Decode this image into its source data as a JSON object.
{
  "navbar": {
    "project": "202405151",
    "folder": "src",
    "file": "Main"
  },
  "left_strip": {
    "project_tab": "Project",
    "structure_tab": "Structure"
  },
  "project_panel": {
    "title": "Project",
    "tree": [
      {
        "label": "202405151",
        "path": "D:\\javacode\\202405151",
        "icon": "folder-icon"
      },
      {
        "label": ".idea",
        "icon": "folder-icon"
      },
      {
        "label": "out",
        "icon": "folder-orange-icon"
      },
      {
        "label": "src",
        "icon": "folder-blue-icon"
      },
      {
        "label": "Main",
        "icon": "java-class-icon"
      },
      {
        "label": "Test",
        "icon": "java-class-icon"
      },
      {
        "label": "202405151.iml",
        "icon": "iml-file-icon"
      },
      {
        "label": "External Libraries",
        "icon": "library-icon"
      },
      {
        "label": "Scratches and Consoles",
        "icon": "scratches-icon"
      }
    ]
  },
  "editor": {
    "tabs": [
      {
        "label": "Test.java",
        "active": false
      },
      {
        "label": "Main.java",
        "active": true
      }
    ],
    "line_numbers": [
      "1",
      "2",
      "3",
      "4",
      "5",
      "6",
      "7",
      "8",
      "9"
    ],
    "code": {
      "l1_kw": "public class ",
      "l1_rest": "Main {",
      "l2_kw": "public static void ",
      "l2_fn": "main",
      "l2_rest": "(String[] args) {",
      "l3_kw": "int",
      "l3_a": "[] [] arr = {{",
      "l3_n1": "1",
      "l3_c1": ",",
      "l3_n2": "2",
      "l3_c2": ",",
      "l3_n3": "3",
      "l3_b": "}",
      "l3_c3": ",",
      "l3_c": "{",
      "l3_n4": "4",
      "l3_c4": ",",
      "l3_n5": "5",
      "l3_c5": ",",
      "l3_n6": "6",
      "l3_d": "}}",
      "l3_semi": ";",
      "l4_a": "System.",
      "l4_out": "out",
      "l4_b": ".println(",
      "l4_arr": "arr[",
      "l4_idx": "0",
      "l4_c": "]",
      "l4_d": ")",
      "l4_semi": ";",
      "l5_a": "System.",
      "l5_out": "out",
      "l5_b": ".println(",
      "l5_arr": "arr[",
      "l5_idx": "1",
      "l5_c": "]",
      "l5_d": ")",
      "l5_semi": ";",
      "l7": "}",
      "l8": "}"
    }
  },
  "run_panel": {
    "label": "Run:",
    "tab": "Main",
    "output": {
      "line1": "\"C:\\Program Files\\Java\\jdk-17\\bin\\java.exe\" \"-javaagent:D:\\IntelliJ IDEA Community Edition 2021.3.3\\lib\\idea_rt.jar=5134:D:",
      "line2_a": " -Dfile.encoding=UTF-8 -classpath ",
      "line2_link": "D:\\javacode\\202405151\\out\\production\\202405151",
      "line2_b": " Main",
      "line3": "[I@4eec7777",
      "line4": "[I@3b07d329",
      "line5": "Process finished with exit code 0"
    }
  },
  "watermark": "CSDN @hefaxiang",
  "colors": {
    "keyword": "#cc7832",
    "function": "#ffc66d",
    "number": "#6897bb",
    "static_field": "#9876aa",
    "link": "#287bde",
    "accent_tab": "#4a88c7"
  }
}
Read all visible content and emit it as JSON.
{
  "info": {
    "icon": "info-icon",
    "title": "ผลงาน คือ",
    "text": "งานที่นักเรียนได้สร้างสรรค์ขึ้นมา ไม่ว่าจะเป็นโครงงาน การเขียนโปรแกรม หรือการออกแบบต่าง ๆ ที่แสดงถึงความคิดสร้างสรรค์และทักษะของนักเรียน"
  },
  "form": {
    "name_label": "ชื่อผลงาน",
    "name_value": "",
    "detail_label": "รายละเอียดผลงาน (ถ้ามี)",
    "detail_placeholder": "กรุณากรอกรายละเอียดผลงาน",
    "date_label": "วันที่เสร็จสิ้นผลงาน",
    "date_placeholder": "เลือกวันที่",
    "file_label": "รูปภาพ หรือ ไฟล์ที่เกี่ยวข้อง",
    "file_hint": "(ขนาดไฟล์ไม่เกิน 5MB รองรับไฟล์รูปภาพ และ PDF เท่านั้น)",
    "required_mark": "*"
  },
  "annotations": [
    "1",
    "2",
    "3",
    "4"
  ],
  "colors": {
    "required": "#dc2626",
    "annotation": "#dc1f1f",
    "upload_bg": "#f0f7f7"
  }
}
*-*-*
### Task statement
Copy out each line of the records where the string "icon" appears.

### Answer to this exercise
        "icon": "folder-icon"
        "icon": "folder-icon"
        "icon": "folder-orange-icon"
        "icon": "folder-blue-icon"
        "icon": "java-class-icon"
        "icon": "java-class-icon"
        "icon": "iml-file-icon"
        "icon": "library-icon"
        "icon": "scratches-icon"
    "icon": "info-icon",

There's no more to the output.